_Task to complete_: Where a line contains the string "screenshot", copy that line.

Stored data:
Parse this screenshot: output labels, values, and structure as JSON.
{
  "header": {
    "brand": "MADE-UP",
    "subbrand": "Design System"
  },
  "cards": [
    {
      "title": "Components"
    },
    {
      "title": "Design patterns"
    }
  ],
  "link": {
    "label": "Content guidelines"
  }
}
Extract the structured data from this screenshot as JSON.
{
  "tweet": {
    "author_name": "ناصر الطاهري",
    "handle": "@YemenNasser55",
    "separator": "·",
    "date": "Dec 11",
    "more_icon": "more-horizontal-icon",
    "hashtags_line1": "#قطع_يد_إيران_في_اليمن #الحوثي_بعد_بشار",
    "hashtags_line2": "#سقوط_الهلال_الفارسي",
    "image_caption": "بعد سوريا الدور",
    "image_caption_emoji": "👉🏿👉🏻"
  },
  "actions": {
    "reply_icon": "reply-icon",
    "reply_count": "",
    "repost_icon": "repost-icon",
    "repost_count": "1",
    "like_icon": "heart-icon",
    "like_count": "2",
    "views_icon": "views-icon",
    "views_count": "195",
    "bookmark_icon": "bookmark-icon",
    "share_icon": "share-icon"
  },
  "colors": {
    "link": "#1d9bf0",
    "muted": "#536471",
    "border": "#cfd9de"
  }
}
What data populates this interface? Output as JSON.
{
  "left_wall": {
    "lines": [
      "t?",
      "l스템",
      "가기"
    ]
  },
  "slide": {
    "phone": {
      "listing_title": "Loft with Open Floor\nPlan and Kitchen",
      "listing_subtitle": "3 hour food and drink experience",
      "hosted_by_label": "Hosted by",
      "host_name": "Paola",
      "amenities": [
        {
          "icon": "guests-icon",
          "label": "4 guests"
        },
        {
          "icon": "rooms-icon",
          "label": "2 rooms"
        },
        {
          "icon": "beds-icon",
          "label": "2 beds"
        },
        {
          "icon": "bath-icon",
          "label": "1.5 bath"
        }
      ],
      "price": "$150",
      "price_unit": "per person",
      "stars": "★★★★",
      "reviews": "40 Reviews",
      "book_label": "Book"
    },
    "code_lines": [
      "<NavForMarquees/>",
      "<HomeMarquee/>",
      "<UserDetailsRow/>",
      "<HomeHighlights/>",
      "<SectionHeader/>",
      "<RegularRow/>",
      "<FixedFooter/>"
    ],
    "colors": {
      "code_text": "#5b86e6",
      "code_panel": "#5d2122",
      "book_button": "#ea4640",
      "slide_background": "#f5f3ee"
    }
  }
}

_Written answer_:
Parse this screenshot: output labels, values, and structure as JSON.
Extract the structured data from this screenshot as JSON.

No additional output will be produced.